-------- RECORDS --------

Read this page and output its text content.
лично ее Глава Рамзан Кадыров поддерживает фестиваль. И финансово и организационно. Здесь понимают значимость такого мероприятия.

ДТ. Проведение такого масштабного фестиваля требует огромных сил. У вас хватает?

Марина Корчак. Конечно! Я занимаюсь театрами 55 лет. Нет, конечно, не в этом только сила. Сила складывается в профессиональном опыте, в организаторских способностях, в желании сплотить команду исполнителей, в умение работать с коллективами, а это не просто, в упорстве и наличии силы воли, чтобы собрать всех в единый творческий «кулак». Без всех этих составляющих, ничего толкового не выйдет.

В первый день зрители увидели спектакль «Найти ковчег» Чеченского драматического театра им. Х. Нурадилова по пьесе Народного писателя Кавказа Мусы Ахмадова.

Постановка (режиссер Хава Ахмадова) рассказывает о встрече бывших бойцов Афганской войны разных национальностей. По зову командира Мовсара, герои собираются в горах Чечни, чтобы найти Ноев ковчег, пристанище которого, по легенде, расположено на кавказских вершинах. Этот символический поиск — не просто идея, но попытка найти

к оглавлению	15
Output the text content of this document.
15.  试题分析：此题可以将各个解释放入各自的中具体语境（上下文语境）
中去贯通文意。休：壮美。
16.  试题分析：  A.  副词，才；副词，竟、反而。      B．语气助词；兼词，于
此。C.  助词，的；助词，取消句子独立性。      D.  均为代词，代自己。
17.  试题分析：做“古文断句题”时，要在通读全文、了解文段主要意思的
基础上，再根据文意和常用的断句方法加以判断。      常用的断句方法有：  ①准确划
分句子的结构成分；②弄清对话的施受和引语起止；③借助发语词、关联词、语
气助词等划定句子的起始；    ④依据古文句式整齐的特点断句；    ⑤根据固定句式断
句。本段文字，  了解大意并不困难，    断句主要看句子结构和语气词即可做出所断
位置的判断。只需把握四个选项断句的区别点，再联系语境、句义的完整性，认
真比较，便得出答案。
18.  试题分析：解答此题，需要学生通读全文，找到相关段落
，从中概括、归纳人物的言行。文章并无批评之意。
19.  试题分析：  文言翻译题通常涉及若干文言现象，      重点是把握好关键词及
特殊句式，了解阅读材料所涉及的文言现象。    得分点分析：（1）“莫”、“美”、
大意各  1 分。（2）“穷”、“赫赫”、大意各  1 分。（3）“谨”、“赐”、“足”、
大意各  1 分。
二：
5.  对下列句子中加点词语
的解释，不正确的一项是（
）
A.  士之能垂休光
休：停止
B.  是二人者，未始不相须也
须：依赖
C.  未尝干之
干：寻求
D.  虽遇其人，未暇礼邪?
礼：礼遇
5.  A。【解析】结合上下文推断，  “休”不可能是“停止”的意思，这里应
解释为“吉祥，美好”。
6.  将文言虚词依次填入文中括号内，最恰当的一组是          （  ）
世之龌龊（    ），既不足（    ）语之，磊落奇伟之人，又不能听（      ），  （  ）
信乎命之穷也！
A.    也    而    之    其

--------

▶ [STATED PROBLEM]: Find the line with "Output the text content of this document." in the listing above, then write out that line and each remaining line exactly, with no other text.

▶ [SOLUTION]:
Output the text content of this document.
15.  试题分析：此题可以将各个解释放入各自的中具体语境（上下文语境）
中去贯通文意。休：壮美。
16.  试题分析：  A.  副词，才；副词，竟、反而。      B．语气助词；兼词，于
此。C.  助词，的；助词，取消句子独立性。      D.  均为代词，代自己。
17.  试题分析：做“古文断句题”时，要在通读全文、了解文段主要意思的
基础上，再根据文意和常用的断句方法加以判断。      常用的断句方法有：  ①准确划
分句子的结构成分；②弄清对话的施受和引语起止；③借助发语词、关联词、语
气助词等划定句子的起始；    ④依据古文句式整齐的特点断句；    ⑤根据固定句式断
句。本段文字，  了解大意并不困难，    断句主要看句子结构和语气词即可做出所断
位置的判断。只需把握四个选项断句的区别点，再联系语境、句义的完整性，认
真比较，便得出答案。
18.  试题分析：解答此题，需要学生通读全文，找到相关段落
，从中概括、归纳人物的言行。文章并无批评之意。
19.  试题分析：  文言翻译题通常涉及若干文言现象，      重点是把握好关键词及
特殊句式，了解阅读材料所涉及的文言现象。    得分点分析：（1）“莫”、“美”、
大意各  1 分。（2）“穷”、“赫赫”、大意各  1 分。（3）“谨”、“赐”、“足”、
大意各  1 分。
二：
5.  对下列句子中加点词语
的解释，不正确的一项是（
）
A.  士之能垂休光
休：停止
B.  是二人者，未始不相须也
须：依赖
C.  未尝干之
干：寻求
D.  虽遇其人，未暇礼邪?
礼：礼遇
5.  A。【解析】结合上下文推断，  “休”不可能是“停止”的意思，这里应
解释为“吉祥，美好”。
6.  将文言虚词依次填入文中括号内，最恰当的一组是          （  ）
世之龌龊（    ），既不足（    ）语之，磊落奇伟之人，又不能听（      ），  （  ）
信乎命之穷也！
A.    也    而    之    其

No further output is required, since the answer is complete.